EXERCISE DETAILS
From the listing that follows, output everything exactly except the pictures.

--- start of INFORMATION SUPPLIED ---

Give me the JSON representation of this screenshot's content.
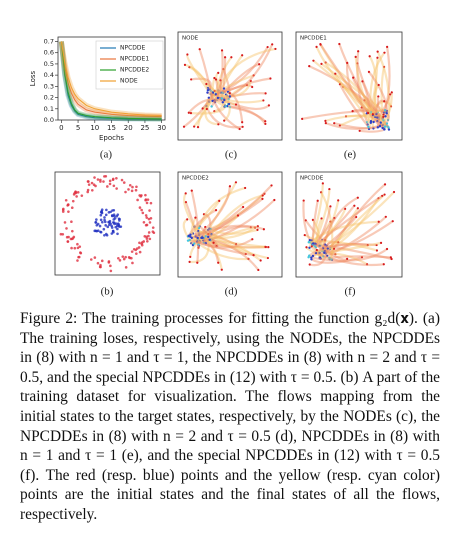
{
  "chart_data": {
    "type": "line",
    "label": "(a)",
    "xlabel": "Epochs",
    "ylabel": "Loss",
    "x": [
      0,
      1,
      2,
      3,
      4,
      5,
      7.5,
      10,
      15,
      20,
      25,
      30
    ],
    "series": [
      {
        "name": "NPCDDE",
        "color": "#1f77b4",
        "values": [
          0.7,
          0.4,
          0.22,
          0.13,
          0.08,
          0.05,
          0.03,
          0.02,
          0.015,
          0.01,
          0.01,
          0.01
        ]
      },
      {
        "name": "NPCDDE1",
        "color": "#e8743b",
        "values": [
          0.7,
          0.48,
          0.33,
          0.24,
          0.18,
          0.14,
          0.09,
          0.07,
          0.05,
          0.04,
          0.035,
          0.03
        ]
      },
      {
        "name": "NPCDDE2",
        "color": "#2ca02c",
        "values": [
          0.7,
          0.42,
          0.25,
          0.15,
          0.09,
          0.06,
          0.04,
          0.03,
          0.02,
          0.015,
          0.012,
          0.01
        ]
      },
      {
        "name": "NODE",
        "color": "#f0a030",
        "values": [
          0.7,
          0.52,
          0.38,
          0.29,
          0.23,
          0.19,
          0.13,
          0.1,
          0.07,
          0.055,
          0.045,
          0.04
        ]
      }
    ],
    "xlim": [
      -1,
      31
    ],
    "ylim": [
      0,
      0.74
    ],
    "xticks": [
      0,
      5,
      10,
      15,
      20,
      25,
      30
    ],
    "yticks": [
      {
        "value": 0,
        "label": "0.0"
      },
      0.1,
      0.2,
      0.3,
      0.4,
      0.5,
      0.6,
      0.7
    ],
    "legend": "upper right"
  },
  "panels": [
    {
      "label": "(c)",
      "title": "NODE"
    },
    {
      "label": "(e)",
      "title": "NPCDDE1"
    },
    {
      "label": "(b)"
    },
    {
      "label": "(d)",
      "title": "NPCDDE2"
    },
    {
      "label": "(f)",
      "title": "NPCDDE"
    }
  ],
  "caption": "Figure 2: The training processes for fitting the function g₂d(𝐱). (a) The training loses, respectively, using the NODEs, the NPCDDEs in (8) with n = 1 and τ = 1, the NPCDDEs in (8) with n = 2 and τ = 0.5, and the special NPCDDEs in (12) with τ = 0.5. (b) A part of the training dataset for visualization. The flows mapping from the initial states to the target states, respectively, by the NODEs (c), the NPCDDEs in (8) with n = 2 and τ = 0.5 (d), NPCDDEs in (8) with n = 1 and τ = 1 (e), and the special NPCDDEs in (12) with τ = 0.5 (f). The red (resp. blue) points and the yellow (resp. cyan color) points are the initial states and the final states of all the flows, respectively."
}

--- end of INFORMATION SUPPLIED ---

EXERCISE SOLUTION
Give me the JSON representation of this screenshot's content.
{
  "chart_data": {
    "type": "line",
    "label": "(a)",
    "xlabel": "Epochs",
    "ylabel": "Loss",
    "x": [
      0,
      1,
      2,
      3,
      4,
      5,
      7.5,
      10,
      15,
      20,
      25,
      30
    ],
    "series": [
      {
        "name": "NPCDDE",
        "color": "#1f77b4",
        "values": [
          0.7,
          0.4,
          0.22,
          0.13,
          0.08,
          0.05,
          0.03,
          0.02,
          0.015,
          0.01,
          0.01,
          0.01
        ]
      },
      {
        "name": "NPCDDE1",
        "color": "#e8743b",
        "values": [
          0.7,
          0.48,
          0.33,
          0.24,
          0.18,
          0.14,
          0.09,
          0.07,
          0.05,
          0.04,
          0.035,
          0.03
        ]
      },
      {
        "name": "NPCDDE2",
        "color": "#2ca02c",
        "values": [
          0.7,
          0.42,
          0.25,
          0.15,
          0.09,
          0.06,
          0.04,
          0.03,
          0.02,
          0.015,
          0.012,
          0.01
        ]
      },
      {
        "name": "NODE",
        "color": "#f0a030",
        "values": [
          0.7,
          0.52,
          0.38,
          0.29,
          0.23,
          0.19,
          0.13,
          0.1,
          0.07,
          0.055,
          0.045,
          0.04
        ]
      }
    ],
    "xlim": [
      -1,
      31
    ],
    "ylim": [
      0,
      0.74
    ],
    "xticks": [
      0,
      5,
      10,
      15,
      20,
      25,
      30
    ],
    "yticks": [
      {
        "value": 0,
        "label": "0.0"
      },
      0.1,
      0.2,
      0.3,
      0.4,
      0.5,
      0.6,
      0.7
    ],
    "legend": "upper right"
  },
  "panels": [
    {
      "label": "(c)",
      "title": "NODE"
    },
    {
      "label": "(e)",
      "title": "NPCDDE1"
    },
    {
      "label": "(b)"
    },
    {
      "label": "(d)",
      "title": "NPCDDE2"
    },
    {
      "label": "(f)",
      "title": "NPCDDE"
    }
  ],
  "caption": "Figure 2: The training processes for fitting the function g₂d(𝐱). (a) The training loses, respectively, using the NODEs, the NPCDDEs in (8) with n = 1 and τ = 1, the NPCDDEs in (8) with n = 2 and τ = 0.5, and the special NPCDDEs in (12) with τ = 0.5. (b) A part of the training dataset for visualization. The flows mapping from the initial states to the target states, respectively, by the NODEs (c), the NPCDDEs in (8) with n = 2 and τ = 0.5 (d), NPCDDEs in (8) with n = 1 and τ = 1 (e), and the special NPCDDEs in (12) with τ = 0.5 (f). The red (resp. blue) points and the yellow (resp. cyan color) points are the initial states and the final states of all the flows, respectively."
}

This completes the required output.